Directive: Check the listing below for lines that hold "indicator". How many are there? Please give only the number.

Input data:
★ ★ ★ ★ ★

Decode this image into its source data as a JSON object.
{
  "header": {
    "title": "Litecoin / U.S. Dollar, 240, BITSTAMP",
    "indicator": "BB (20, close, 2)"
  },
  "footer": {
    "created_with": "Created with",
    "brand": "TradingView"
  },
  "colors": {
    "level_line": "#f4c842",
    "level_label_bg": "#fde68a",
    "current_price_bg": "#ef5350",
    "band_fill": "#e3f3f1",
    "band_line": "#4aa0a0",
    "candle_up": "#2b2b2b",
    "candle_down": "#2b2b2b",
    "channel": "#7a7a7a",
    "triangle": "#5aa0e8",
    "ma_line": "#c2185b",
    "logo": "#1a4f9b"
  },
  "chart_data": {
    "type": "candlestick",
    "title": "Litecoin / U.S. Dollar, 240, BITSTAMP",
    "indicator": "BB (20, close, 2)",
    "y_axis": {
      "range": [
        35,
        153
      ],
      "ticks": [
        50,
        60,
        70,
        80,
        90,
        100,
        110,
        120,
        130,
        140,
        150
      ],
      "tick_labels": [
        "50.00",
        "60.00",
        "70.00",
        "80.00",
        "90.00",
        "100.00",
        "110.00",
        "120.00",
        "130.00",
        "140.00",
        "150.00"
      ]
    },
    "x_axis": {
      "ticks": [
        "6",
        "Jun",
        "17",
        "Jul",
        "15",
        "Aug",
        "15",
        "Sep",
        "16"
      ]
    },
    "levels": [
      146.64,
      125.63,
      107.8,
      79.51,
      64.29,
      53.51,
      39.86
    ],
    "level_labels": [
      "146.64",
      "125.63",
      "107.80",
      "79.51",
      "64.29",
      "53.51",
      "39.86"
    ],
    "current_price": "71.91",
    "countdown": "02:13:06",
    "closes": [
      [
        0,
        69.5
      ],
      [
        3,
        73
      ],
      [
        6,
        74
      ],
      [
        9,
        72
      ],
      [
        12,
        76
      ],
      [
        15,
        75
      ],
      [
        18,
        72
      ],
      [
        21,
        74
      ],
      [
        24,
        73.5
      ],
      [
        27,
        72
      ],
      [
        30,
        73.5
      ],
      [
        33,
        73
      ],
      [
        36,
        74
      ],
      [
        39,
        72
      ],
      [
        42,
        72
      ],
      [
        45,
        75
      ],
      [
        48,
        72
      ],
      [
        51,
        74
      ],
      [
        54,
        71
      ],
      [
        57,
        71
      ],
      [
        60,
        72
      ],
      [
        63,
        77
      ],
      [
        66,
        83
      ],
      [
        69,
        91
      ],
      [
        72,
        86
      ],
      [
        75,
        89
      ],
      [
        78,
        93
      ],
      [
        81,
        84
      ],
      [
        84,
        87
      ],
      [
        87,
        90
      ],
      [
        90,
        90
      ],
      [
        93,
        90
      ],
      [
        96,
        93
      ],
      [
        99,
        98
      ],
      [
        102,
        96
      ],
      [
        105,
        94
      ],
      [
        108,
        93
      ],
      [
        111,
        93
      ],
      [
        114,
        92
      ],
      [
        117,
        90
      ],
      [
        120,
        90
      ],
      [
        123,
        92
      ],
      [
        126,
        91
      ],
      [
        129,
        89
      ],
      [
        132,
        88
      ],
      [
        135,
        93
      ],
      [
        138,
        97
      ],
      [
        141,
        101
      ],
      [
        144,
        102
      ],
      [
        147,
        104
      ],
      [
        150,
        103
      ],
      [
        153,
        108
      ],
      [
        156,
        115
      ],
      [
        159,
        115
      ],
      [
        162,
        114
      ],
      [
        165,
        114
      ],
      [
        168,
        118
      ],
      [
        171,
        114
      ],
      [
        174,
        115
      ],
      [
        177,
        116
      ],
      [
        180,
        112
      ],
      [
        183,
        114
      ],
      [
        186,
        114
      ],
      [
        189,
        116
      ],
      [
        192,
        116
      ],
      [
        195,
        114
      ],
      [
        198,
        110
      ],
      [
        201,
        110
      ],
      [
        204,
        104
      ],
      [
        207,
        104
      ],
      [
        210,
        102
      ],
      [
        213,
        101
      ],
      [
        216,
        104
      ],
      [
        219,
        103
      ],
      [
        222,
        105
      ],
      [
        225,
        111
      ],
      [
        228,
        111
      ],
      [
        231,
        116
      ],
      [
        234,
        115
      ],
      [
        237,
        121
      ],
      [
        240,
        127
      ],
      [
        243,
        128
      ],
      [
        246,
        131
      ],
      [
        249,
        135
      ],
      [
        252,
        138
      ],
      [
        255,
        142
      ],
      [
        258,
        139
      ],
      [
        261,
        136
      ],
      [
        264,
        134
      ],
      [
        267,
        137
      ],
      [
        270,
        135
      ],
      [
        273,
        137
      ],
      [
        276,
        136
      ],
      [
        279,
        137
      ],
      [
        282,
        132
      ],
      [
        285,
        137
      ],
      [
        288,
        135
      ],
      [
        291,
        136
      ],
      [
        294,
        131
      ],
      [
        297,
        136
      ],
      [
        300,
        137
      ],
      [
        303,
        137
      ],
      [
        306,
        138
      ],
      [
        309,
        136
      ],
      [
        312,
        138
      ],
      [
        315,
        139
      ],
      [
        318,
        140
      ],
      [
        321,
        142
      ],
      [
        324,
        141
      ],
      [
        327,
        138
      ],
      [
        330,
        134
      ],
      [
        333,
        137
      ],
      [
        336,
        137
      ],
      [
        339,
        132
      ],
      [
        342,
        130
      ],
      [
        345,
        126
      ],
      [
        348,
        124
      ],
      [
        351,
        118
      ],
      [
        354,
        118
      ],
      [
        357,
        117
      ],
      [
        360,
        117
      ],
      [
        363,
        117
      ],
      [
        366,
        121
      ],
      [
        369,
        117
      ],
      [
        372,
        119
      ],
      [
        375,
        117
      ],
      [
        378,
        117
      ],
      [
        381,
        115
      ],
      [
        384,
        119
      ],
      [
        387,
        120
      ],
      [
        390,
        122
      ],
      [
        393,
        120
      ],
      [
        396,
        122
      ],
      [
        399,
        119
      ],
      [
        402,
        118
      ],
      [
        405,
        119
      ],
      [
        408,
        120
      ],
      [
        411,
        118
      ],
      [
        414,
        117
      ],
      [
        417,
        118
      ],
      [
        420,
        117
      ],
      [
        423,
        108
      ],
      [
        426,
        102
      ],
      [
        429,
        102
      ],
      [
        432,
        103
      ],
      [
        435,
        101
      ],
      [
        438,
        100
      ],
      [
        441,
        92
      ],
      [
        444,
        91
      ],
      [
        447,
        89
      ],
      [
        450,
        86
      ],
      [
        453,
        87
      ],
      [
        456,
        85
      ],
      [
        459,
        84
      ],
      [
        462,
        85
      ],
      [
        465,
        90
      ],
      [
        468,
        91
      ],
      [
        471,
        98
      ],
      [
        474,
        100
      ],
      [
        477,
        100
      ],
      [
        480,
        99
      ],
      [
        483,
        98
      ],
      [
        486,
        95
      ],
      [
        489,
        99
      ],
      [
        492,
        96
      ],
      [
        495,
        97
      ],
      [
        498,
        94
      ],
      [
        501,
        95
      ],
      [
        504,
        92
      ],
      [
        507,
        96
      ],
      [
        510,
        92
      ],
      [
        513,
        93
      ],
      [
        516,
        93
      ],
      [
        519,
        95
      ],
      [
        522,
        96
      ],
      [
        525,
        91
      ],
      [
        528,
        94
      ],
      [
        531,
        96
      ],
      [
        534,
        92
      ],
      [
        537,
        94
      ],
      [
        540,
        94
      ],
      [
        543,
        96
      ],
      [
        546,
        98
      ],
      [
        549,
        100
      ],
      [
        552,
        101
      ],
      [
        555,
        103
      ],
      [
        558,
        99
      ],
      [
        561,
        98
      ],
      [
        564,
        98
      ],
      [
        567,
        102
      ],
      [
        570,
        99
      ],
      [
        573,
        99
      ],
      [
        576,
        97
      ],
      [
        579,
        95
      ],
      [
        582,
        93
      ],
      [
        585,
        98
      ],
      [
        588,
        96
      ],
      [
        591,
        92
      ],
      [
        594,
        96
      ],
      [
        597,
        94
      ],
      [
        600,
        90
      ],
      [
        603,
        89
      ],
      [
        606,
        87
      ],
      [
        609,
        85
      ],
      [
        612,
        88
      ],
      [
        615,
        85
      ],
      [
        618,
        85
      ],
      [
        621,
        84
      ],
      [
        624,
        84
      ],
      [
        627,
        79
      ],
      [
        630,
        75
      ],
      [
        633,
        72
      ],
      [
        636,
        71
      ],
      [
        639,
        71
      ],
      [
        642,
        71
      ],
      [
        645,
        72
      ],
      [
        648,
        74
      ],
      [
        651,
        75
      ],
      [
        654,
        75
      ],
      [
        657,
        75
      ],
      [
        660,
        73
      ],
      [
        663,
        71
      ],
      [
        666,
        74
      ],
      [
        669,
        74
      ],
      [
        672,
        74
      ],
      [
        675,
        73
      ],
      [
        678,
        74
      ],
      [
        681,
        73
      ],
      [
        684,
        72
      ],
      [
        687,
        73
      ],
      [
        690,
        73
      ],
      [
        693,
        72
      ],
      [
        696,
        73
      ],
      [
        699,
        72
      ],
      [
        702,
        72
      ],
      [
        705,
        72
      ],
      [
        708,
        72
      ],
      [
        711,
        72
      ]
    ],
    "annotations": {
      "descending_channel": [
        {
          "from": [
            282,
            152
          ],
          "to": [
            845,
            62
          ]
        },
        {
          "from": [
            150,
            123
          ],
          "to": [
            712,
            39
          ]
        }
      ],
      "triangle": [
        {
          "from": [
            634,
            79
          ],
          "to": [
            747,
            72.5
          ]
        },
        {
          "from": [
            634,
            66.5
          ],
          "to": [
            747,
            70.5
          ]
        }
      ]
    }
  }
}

★ ★ ★ ★ ★

Correct result: 2